Written task |
Restate the whole listing word for word. Pictures are left out.

Given records |
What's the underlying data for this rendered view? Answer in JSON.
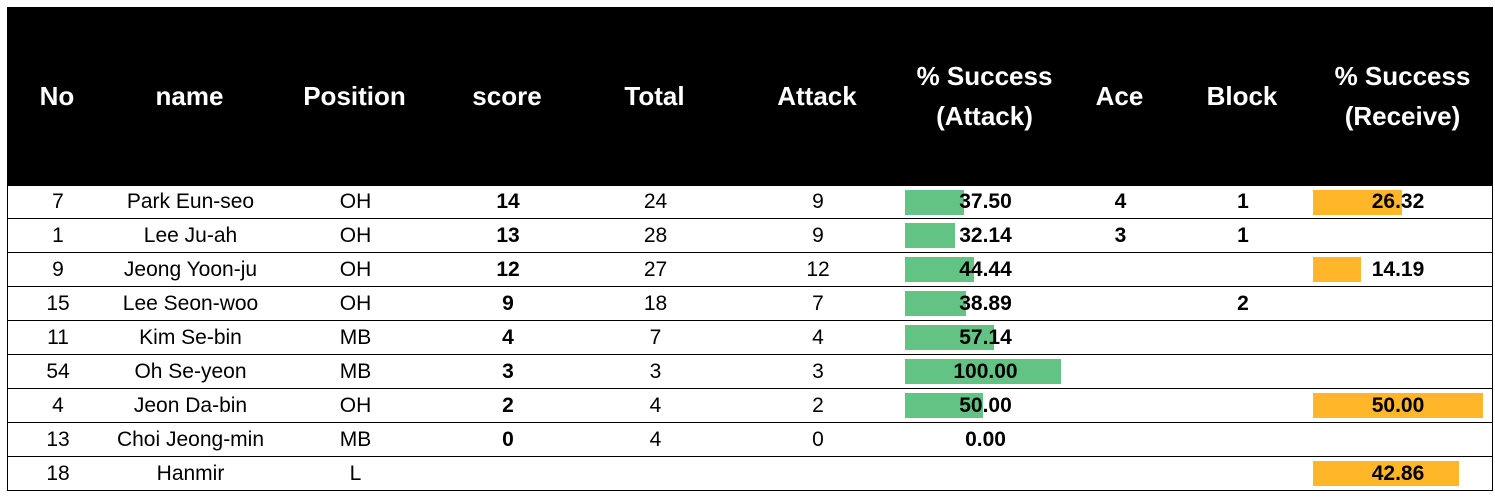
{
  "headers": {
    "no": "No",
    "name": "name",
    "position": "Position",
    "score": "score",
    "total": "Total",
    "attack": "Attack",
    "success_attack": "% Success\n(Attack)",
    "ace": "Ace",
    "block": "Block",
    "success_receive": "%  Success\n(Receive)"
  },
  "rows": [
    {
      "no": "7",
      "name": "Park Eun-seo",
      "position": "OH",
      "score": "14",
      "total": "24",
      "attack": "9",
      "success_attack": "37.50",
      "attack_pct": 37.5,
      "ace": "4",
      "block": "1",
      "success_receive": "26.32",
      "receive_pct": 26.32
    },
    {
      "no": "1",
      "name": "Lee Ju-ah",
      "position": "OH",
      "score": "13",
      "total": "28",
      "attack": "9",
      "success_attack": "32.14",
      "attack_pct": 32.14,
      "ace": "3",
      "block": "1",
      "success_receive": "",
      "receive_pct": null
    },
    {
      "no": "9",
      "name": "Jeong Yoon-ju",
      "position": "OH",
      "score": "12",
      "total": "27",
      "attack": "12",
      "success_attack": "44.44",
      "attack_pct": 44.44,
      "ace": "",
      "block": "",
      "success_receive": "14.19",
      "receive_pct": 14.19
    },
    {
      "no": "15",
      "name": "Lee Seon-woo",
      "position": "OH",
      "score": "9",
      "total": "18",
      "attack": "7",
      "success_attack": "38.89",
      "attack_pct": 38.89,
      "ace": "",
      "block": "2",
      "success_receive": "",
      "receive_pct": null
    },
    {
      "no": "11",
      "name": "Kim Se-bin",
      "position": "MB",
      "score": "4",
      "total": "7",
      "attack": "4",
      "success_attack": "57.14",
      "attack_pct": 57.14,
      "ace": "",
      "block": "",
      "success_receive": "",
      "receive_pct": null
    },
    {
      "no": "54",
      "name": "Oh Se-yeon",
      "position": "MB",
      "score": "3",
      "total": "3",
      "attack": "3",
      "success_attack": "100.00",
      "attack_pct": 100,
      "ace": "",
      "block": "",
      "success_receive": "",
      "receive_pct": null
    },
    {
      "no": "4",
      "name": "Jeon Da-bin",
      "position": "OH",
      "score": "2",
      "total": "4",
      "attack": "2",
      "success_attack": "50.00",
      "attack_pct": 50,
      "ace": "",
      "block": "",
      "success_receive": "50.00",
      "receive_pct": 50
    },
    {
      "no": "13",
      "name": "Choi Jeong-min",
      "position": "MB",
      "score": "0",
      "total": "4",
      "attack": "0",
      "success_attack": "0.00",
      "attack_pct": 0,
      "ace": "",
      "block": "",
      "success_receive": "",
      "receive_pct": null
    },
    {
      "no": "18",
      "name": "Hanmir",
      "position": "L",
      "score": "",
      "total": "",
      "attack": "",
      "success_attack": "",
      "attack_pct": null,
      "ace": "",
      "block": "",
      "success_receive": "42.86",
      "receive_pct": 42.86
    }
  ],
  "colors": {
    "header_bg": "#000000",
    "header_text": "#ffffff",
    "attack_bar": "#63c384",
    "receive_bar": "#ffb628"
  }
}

Answer for this exercise |
What's the underlying data for this rendered view? Answer in JSON.
{
  "headers": {
    "no": "No",
    "name": "name",
    "position": "Position",
    "score": "score",
    "total": "Total",
    "attack": "Attack",
    "success_attack": "% Success\n(Attack)",
    "ace": "Ace",
    "block": "Block",
    "success_receive": "%  Success\n(Receive)"
  },
  "rows": [
    {
      "no": "7",
      "name": "Park Eun-seo",
      "position": "OH",
      "score": "14",
      "total": "24",
      "attack": "9",
      "success_attack": "37.50",
      "attack_pct": 37.5,
      "ace": "4",
      "block": "1",
      "success_receive": "26.32",
      "receive_pct": 26.32
    },
    {
      "no": "1",
      "name": "Lee Ju-ah",
      "position": "OH",
      "score": "13",
      "total": "28",
      "attack": "9",
      "success_attack": "32.14",
      "attack_pct": 32.14,
      "ace": "3",
      "block": "1",
      "success_receive": "",
      "receive_pct": null
    },
    {
      "no": "9",
      "name": "Jeong Yoon-ju",
      "position": "OH",
      "score": "12",
      "total": "27",
      "attack": "12",
      "success_attack": "44.44",
      "attack_pct": 44.44,
      "ace": "",
      "block": "",
      "success_receive": "14.19",
      "receive_pct": 14.19
    },
    {
      "no": "15",
      "name": "Lee Seon-woo",
      "position": "OH",
      "score": "9",
      "total": "18",
      "attack": "7",
      "success_attack": "38.89",
      "attack_pct": 38.89,
      "ace": "",
      "block": "2",
      "success_receive": "",
      "receive_pct": null
    },
    {
      "no": "11",
      "name": "Kim Se-bin",
      "position": "MB",
      "score": "4",
      "total": "7",
      "attack": "4",
      "success_attack": "57.14",
      "attack_pct": 57.14,
      "ace": "",
      "block": "",
      "success_receive": "",
      "receive_pct": null
    },
    {
      "no": "54",
      "name": "Oh Se-yeon",
      "position": "MB",
      "score": "3",
      "total": "3",
      "attack": "3",
      "success_attack": "100.00",
      "attack_pct": 100,
      "ace": "",
      "block": "",
      "success_receive": "",
      "receive_pct": null
    },
    {
      "no": "4",
      "name": "Jeon Da-bin",
      "position": "OH",
      "score": "2",
      "total": "4",
      "attack": "2",
      "success_attack": "50.00",
      "attack_pct": 50,
      "ace": "",
      "block": "",
      "success_receive": "50.00",
      "receive_pct": 50
    },
    {
      "no": "13",
      "name": "Choi Jeong-min",
      "position": "MB",
      "score": "0",
      "total": "4",
      "attack": "0",
      "success_attack": "0.00",
      "attack_pct": 0,
      "ace": "",
      "block": "",
      "success_receive": "",
      "receive_pct": null
    },
    {
      "no": "18",
      "name": "Hanmir",
      "position": "L",
      "score": "",
      "total": "",
      "attack": "",
      "success_attack": "",
      "attack_pct": null,
      "ace": "",
      "block": "",
      "success_receive": "42.86",
      "receive_pct": 42.86
    }
  ],
  "colors": {
    "header_bg": "#000000",
    "header_text": "#ffffff",
    "attack_bar": "#63c384",
    "receive_bar": "#ffb628"
  }
}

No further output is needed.